• _DIRECTION_
From the entries below, gather each line containing the word "this".

---*---

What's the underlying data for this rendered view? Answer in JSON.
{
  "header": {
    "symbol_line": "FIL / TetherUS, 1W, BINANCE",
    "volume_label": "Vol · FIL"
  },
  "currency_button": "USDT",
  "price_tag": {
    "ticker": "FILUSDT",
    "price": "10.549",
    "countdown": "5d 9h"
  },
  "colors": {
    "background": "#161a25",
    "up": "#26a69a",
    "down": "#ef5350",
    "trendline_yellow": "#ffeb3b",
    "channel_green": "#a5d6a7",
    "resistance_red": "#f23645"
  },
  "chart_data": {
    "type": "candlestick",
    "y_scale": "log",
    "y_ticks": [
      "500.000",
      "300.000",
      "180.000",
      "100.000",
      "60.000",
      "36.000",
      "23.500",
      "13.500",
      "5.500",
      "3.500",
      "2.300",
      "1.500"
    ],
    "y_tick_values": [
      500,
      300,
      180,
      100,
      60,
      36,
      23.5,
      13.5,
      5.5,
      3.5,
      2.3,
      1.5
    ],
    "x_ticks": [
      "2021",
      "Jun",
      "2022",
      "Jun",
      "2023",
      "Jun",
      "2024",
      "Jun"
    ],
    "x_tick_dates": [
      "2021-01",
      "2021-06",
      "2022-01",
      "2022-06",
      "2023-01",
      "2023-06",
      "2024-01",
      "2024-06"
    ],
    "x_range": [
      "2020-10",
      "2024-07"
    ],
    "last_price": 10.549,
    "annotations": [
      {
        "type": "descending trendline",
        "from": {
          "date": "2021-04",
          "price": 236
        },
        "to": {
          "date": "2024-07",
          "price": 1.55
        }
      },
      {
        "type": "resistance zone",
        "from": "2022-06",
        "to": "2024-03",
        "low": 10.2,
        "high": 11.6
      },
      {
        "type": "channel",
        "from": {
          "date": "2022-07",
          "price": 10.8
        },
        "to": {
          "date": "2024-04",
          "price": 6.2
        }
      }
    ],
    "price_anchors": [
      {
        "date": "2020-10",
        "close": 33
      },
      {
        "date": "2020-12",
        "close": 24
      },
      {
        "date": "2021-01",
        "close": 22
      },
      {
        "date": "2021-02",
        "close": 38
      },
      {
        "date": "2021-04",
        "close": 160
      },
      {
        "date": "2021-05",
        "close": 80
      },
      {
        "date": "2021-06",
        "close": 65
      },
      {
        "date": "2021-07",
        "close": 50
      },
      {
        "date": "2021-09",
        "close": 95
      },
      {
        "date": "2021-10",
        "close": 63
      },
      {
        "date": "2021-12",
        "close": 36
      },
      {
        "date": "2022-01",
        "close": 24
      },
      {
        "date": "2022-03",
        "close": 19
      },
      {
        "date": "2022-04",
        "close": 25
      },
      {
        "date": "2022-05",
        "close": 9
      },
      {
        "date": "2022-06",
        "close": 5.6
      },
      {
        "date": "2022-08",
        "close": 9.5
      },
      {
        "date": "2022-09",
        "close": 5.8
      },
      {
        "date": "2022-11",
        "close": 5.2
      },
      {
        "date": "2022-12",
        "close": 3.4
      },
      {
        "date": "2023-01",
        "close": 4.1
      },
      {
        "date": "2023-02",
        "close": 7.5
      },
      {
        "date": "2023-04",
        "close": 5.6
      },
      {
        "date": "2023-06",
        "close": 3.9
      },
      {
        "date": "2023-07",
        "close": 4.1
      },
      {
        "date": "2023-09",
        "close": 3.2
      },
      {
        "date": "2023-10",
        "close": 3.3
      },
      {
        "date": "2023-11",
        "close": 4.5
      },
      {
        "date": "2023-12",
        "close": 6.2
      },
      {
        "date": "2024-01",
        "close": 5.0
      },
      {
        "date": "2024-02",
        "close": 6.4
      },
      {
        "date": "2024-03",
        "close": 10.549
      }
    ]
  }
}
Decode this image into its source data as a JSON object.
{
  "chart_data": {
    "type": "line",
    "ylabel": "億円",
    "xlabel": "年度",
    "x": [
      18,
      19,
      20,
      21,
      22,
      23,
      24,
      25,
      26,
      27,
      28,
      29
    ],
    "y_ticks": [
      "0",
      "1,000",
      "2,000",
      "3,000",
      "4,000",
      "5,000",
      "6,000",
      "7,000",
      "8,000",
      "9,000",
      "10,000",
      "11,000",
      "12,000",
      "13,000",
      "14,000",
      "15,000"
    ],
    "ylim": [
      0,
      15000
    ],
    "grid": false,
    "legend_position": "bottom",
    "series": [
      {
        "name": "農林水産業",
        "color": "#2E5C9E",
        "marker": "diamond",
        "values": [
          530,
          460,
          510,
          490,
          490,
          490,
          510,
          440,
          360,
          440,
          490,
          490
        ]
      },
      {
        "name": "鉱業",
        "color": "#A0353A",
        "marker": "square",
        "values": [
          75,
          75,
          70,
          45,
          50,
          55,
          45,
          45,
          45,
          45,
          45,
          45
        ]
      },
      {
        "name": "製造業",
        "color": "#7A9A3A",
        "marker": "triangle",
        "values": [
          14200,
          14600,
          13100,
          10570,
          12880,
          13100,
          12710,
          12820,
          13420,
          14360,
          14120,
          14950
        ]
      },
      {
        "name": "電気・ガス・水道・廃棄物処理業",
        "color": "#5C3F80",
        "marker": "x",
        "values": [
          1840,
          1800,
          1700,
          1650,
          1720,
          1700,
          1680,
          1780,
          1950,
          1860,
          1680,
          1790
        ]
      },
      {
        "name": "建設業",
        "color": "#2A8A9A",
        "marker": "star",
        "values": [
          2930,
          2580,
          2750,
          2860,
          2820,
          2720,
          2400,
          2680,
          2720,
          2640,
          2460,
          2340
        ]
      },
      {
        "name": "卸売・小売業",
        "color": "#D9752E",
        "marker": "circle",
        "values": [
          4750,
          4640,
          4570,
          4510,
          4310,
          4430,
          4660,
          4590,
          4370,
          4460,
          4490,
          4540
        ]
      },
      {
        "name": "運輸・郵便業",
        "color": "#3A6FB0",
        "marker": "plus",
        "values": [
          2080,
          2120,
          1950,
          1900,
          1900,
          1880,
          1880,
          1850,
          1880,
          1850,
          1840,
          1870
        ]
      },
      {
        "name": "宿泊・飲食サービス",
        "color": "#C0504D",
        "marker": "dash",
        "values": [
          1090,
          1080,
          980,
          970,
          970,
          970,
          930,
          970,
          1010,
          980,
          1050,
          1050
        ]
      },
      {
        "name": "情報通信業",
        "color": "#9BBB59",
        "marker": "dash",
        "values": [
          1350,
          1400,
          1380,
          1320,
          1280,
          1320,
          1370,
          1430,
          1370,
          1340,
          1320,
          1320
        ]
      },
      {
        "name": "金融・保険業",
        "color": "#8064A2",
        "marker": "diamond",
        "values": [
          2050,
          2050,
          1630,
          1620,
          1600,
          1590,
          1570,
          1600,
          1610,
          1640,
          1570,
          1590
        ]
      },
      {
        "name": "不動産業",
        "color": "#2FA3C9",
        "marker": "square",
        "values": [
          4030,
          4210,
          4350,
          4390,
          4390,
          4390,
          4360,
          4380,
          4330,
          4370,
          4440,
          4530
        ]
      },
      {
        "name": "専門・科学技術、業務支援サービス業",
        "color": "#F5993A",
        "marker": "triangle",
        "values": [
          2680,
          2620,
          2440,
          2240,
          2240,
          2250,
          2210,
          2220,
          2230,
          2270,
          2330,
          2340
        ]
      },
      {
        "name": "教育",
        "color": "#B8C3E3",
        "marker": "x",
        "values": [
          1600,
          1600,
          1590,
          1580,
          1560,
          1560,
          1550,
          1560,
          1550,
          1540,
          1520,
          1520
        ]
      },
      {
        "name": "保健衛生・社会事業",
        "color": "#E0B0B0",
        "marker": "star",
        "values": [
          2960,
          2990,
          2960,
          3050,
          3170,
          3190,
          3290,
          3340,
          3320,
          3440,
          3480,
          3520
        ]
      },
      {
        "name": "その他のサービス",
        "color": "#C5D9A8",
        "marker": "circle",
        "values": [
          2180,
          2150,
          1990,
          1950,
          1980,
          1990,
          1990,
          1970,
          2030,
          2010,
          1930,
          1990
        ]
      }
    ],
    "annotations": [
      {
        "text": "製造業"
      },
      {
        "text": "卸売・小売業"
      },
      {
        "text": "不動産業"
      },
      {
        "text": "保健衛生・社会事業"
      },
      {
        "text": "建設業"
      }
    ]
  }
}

---*---

• _TASK RESULT_
What's the underlying data for this rendered view? Answer in JSON.
Decode this image into its source data as a JSON object.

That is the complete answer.